Short exercise
Transcribe the records that follow exactly. Skip the pictures.

Data provided
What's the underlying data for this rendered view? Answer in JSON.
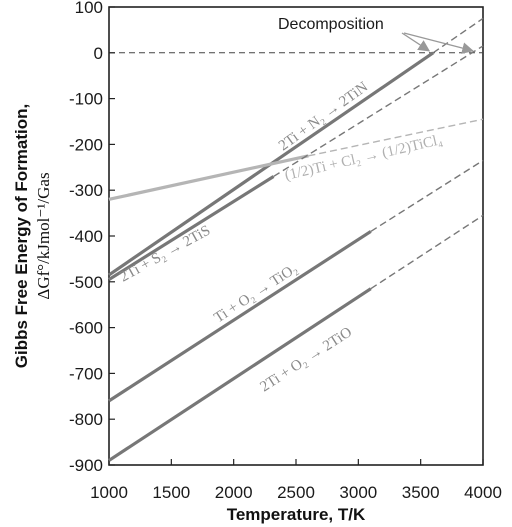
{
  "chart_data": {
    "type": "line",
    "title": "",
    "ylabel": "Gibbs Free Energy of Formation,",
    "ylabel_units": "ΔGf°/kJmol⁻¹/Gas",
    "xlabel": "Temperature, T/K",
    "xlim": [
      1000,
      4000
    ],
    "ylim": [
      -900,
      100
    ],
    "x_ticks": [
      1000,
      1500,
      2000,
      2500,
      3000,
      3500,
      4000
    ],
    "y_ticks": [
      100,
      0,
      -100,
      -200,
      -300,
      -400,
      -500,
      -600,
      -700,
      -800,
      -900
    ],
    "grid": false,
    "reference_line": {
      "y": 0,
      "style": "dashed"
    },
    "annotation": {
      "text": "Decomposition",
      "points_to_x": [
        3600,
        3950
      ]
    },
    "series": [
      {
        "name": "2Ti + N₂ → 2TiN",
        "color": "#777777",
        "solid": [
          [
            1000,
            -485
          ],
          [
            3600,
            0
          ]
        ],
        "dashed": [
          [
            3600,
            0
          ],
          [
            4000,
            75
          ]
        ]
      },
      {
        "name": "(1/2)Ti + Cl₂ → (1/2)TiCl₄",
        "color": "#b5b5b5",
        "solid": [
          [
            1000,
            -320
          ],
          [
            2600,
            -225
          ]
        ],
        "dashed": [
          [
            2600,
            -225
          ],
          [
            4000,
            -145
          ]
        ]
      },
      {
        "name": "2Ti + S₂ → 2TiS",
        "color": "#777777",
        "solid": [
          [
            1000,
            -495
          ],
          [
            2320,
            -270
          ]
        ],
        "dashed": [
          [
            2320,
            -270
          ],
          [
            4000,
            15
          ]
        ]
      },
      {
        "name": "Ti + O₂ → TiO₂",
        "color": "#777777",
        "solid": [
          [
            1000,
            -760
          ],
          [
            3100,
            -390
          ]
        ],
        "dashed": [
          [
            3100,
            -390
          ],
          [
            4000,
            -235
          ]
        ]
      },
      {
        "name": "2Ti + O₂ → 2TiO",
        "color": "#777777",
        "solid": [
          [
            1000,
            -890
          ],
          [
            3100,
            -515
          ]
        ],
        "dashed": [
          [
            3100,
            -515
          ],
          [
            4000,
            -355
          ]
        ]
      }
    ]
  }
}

The solution
What's the underlying data for this rendered view? Answer in JSON.
{
  "chart_data": {
    "type": "line",
    "title": "",
    "ylabel": "Gibbs Free Energy of Formation,",
    "ylabel_units": "ΔGf°/kJmol⁻¹/Gas",
    "xlabel": "Temperature, T/K",
    "xlim": [
      1000,
      4000
    ],
    "ylim": [
      -900,
      100
    ],
    "x_ticks": [
      1000,
      1500,
      2000,
      2500,
      3000,
      3500,
      4000
    ],
    "y_ticks": [
      100,
      0,
      -100,
      -200,
      -300,
      -400,
      -500,
      -600,
      -700,
      -800,
      -900
    ],
    "grid": false,
    "reference_line": {
      "y": 0,
      "style": "dashed"
    },
    "annotation": {
      "text": "Decomposition",
      "points_to_x": [
        3600,
        3950
      ]
    },
    "series": [
      {
        "name": "2Ti + N₂ → 2TiN",
        "color": "#777777",
        "solid": [
          [
            1000,
            -485
          ],
          [
            3600,
            0
          ]
        ],
        "dashed": [
          [
            3600,
            0
          ],
          [
            4000,
            75
          ]
        ]
      },
      {
        "name": "(1/2)Ti + Cl₂ → (1/2)TiCl₄",
        "color": "#b5b5b5",
        "solid": [
          [
            1000,
            -320
          ],
          [
            2600,
            -225
          ]
        ],
        "dashed": [
          [
            2600,
            -225
          ],
          [
            4000,
            -145
          ]
        ]
      },
      {
        "name": "2Ti + S₂ → 2TiS",
        "color": "#777777",
        "solid": [
          [
            1000,
            -495
          ],
          [
            2320,
            -270
          ]
        ],
        "dashed": [
          [
            2320,
            -270
          ],
          [
            4000,
            15
          ]
        ]
      },
      {
        "name": "Ti + O₂ → TiO₂",
        "color": "#777777",
        "solid": [
          [
            1000,
            -760
          ],
          [
            3100,
            -390
          ]
        ],
        "dashed": [
          [
            3100,
            -390
          ],
          [
            4000,
            -235
          ]
        ]
      },
      {
        "name": "2Ti + O₂ → 2TiO",
        "color": "#777777",
        "solid": [
          [
            1000,
            -890
          ],
          [
            3100,
            -515
          ]
        ],
        "dashed": [
          [
            3100,
            -515
          ],
          [
            4000,
            -355
          ]
        ]
      }
    ]
  }
}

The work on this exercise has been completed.